+++ EXERCISE INPUT +++

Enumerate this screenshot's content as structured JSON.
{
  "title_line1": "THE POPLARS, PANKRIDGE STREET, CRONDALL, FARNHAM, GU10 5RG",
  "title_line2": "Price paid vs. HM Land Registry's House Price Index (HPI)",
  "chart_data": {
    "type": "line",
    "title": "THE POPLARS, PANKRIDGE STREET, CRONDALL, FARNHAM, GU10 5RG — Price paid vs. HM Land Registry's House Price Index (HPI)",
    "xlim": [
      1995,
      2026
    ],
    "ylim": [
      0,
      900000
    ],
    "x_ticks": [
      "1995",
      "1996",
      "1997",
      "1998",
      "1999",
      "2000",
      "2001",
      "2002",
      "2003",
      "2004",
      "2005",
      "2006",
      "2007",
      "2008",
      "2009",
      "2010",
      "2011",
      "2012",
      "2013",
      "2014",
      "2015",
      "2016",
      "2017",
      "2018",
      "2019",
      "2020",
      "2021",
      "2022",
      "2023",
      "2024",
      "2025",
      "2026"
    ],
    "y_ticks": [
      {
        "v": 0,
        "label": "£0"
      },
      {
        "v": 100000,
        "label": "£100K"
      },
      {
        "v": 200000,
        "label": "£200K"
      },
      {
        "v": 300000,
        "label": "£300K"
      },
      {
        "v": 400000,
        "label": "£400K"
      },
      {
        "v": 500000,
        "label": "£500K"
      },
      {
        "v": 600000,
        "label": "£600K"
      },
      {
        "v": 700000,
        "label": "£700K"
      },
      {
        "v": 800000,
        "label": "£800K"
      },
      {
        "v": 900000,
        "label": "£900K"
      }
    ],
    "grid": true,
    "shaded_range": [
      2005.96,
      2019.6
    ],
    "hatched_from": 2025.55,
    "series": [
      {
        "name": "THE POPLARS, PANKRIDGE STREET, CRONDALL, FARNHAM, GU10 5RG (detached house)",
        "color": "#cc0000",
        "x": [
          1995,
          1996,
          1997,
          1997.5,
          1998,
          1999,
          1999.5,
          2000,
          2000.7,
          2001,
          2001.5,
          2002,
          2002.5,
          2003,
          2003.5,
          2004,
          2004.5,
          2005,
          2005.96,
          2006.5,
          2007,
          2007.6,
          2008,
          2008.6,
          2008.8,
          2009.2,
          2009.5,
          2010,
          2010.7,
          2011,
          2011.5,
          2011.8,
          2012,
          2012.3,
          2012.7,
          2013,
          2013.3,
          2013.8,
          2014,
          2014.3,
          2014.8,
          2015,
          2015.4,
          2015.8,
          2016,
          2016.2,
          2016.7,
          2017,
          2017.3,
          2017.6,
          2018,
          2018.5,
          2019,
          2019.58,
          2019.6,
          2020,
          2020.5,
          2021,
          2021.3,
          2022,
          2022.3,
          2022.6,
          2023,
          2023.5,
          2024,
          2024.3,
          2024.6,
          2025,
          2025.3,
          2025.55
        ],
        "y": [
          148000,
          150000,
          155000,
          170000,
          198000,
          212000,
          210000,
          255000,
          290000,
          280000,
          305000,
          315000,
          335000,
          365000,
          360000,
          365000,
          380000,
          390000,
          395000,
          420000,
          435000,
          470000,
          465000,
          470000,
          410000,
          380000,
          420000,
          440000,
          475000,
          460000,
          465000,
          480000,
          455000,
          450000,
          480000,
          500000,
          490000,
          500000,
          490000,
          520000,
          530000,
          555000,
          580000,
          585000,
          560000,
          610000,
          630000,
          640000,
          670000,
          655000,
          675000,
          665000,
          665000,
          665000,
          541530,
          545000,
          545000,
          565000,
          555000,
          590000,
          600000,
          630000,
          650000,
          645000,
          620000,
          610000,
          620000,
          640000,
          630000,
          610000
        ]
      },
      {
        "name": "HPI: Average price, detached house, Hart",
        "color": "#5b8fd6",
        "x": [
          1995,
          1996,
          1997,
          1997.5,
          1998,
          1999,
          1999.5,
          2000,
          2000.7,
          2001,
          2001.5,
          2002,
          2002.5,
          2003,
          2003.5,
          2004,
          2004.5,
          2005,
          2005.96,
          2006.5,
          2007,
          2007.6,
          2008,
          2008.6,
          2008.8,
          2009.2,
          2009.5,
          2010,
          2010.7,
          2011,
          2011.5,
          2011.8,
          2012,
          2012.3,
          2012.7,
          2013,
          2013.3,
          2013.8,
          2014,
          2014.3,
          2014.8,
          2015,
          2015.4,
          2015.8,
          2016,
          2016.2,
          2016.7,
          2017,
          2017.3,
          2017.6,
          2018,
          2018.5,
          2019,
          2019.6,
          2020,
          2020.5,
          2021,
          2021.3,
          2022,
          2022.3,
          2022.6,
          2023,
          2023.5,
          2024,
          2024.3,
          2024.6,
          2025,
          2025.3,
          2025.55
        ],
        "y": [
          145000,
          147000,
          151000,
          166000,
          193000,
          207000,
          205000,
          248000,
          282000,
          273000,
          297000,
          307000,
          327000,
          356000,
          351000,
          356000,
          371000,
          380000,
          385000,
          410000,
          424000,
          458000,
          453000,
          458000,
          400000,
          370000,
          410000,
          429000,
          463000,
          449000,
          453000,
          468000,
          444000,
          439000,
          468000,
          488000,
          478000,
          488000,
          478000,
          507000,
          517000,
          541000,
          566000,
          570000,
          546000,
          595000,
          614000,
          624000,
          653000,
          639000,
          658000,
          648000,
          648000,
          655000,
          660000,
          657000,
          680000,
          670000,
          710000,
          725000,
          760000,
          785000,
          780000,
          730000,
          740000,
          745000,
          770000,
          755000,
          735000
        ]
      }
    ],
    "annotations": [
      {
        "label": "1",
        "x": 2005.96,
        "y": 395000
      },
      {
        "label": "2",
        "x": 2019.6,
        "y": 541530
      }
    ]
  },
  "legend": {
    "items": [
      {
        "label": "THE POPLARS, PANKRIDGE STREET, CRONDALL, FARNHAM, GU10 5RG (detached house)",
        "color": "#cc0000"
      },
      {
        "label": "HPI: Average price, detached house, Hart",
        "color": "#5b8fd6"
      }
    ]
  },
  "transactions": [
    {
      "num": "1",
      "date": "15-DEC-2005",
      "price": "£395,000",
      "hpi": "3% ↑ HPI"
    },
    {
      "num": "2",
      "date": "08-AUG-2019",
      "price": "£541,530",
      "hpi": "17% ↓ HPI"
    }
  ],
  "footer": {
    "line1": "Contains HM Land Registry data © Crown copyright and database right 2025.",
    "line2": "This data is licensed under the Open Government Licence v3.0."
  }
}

+++

WORK TO COMPLETE: Restate the data above word for word, please.

THE REPLY:
Enumerate this screenshot's content as structured JSON.
{
  "title_line1": "THE POPLARS, PANKRIDGE STREET, CRONDALL, FARNHAM, GU10 5RG",
  "title_line2": "Price paid vs. HM Land Registry's House Price Index (HPI)",
  "chart_data": {
    "type": "line",
    "title": "THE POPLARS, PANKRIDGE STREET, CRONDALL, FARNHAM, GU10 5RG — Price paid vs. HM Land Registry's House Price Index (HPI)",
    "xlim": [
      1995,
      2026
    ],
    "ylim": [
      0,
      900000
    ],
    "x_ticks": [
      "1995",
      "1996",
      "1997",
      "1998",
      "1999",
      "2000",
      "2001",
      "2002",
      "2003",
      "2004",
      "2005",
      "2006",
      "2007",
      "2008",
      "2009",
      "2010",
      "2011",
      "2012",
      "2013",
      "2014",
      "2015",
      "2016",
      "2017",
      "2018",
      "2019",
      "2020",
      "2021",
      "2022",
      "2023",
      "2024",
      "2025",
      "2026"
    ],
    "y_ticks": [
      {
        "v": 0,
        "label": "£0"
      },
      {
        "v": 100000,
        "label": "£100K"
      },
      {
        "v": 200000,
        "label": "£200K"
      },
      {
        "v": 300000,
        "label": "£300K"
      },
      {
        "v": 400000,
        "label": "£400K"
      },
      {
        "v": 500000,
        "label": "£500K"
      },
      {
        "v": 600000,
        "label": "£600K"
      },
      {
        "v": 700000,
        "label": "£700K"
      },
      {
        "v": 800000,
        "label": "£800K"
      },
      {
        "v": 900000,
        "label": "£900K"
      }
    ],
    "grid": true,
    "shaded_range": [
      2005.96,
      2019.6
    ],
    "hatched_from": 2025.55,
    "series": [
      {
        "name": "THE POPLARS, PANKRIDGE STREET, CRONDALL, FARNHAM, GU10 5RG (detached house)",
        "color": "#cc0000",
        "x": [
          1995,
          1996,
          1997,
          1997.5,
          1998,
          1999,
          1999.5,
          2000,
          2000.7,
          2001,
          2001.5,
          2002,
          2002.5,
          2003,
          2003.5,
          2004,
          2004.5,
          2005,
          2005.96,
          2006.5,
          2007,
          2007.6,
          2008,
          2008.6,
          2008.8,
          2009.2,
          2009.5,
          2010,
          2010.7,
          2011,
          2011.5,
          2011.8,
          2012,
          2012.3,
          2012.7,
          2013,
          2013.3,
          2013.8,
          2014,
          2014.3,
          2014.8,
          2015,
          2015.4,
          2015.8,
          2016,
          2016.2,
          2016.7,
          2017,
          2017.3,
          2017.6,
          2018,
          2018.5,
          2019,
          2019.58,
          2019.6,
          2020,
          2020.5,
          2021,
          2021.3,
          2022,
          2022.3,
          2022.6,
          2023,
          2023.5,
          2024,
          2024.3,
          2024.6,
          2025,
          2025.3,
          2025.55
        ],
        "y": [
          148000,
          150000,
          155000,
          170000,
          198000,
          212000,
          210000,
          255000,
          290000,
          280000,
          305000,
          315000,
          335000,
          365000,
          360000,
          365000,
          380000,
          390000,
          395000,
          420000,
          435000,
          470000,
          465000,
          470000,
          410000,
          380000,
          420000,
          440000,
          475000,
          460000,
          465000,
          480000,
          455000,
          450000,
          480000,
          500000,
          490000,
          500000,
          490000,
          520000,
          530000,
          555000,
          580000,
          585000,
          560000,
          610000,
          630000,
          640000,
          670000,
          655000,
          675000,
          665000,
          665000,
          665000,
          541530,
          545000,
          545000,
          565000,
          555000,
          590000,
          600000,
          630000,
          650000,
          645000,
          620000,
          610000,
          620000,
          640000,
          630000,
          610000
        ]
      },
      {
        "name": "HPI: Average price, detached house, Hart",
        "color": "#5b8fd6",
        "x": [
          1995,
          1996,
          1997,
          1997.5,
          1998,
          1999,
          1999.5,
          2000,
          2000.7,
          2001,
          2001.5,
          2002,
          2002.5,
          2003,
          2003.5,
          2004,
          2004.5,
          2005,
          2005.96,
          2006.5,
          2007,
          2007.6,
          2008,
          2008.6,
          2008.8,
          2009.2,
          2009.5,
          2010,
          2010.7,
          2011,
          2011.5,
          2011.8,
          2012,
          2012.3,
          2012.7,
          2013,
          2013.3,
          2013.8,
          2014,
          2014.3,
          2014.8,
          2015,
          2015.4,
          2015.8,
          2016,
          2016.2,
          2016.7,
          2017,
          2017.3,
          2017.6,
          2018,
          2018.5,
          2019,
          2019.6,
          2020,
          2020.5,
          2021,
          2021.3,
          2022,
          2022.3,
          2022.6,
          2023,
          2023.5,
          2024,
          2024.3,
          2024.6,
          2025,
          2025.3,
          2025.55
        ],
        "y": [
          145000,
          147000,
          151000,
          166000,
          193000,
          207000,
          205000,
          248000,
          282000,
          273000,
          297000,
          307000,
          327000,
          356000,
          351000,
          356000,
          371000,
          380000,
          385000,
          410000,
          424000,
          458000,
          453000,
          458000,
          400000,
          370000,
          410000,
          429000,
          463000,
          449000,
          453000,
          468000,
          444000,
          439000,
          468000,
          488000,
          478000,
          488000,
          478000,
          507000,
          517000,
          541000,
          566000,
          570000,
          546000,
          595000,
          614000,
          624000,
          653000,
          639000,
          658000,
          648000,
          648000,
          655000,
          660000,
          657000,
          680000,
          670000,
          710000,
          725000,
          760000,
          785000,
          780000,
          730000,
          740000,
          745000,
          770000,
          755000,
          735000
        ]
      }
    ],
    "annotations": [
      {
        "label": "1",
        "x": 2005.96,
        "y": 395000
      },
      {
        "label": "2",
        "x": 2019.6,
        "y": 541530
      }
    ]
  },
  "legend": {
    "items": [
      {
        "label": "THE POPLARS, PANKRIDGE STREET, CRONDALL, FARNHAM, GU10 5RG (detached house)",
        "color": "#cc0000"
      },
      {
        "label": "HPI: Average price, detached house, Hart",
        "color": "#5b8fd6"
      }
    ]
  },
  "transactions": [
    {
      "num": "1",
      "date": "15-DEC-2005",
      "price": "£395,000",
      "hpi": "3% ↑ HPI"
    },
    {
      "num": "2",
      "date": "08-AUG-2019",
      "price": "£541,530",
      "hpi": "17% ↓ HPI"
    }
  ],
  "footer": {
    "line1": "Contains HM Land Registry data © Crown copyright and database right 2025.",
    "line2": "This data is licensed under the Open Government Licence v3.0."
  }
}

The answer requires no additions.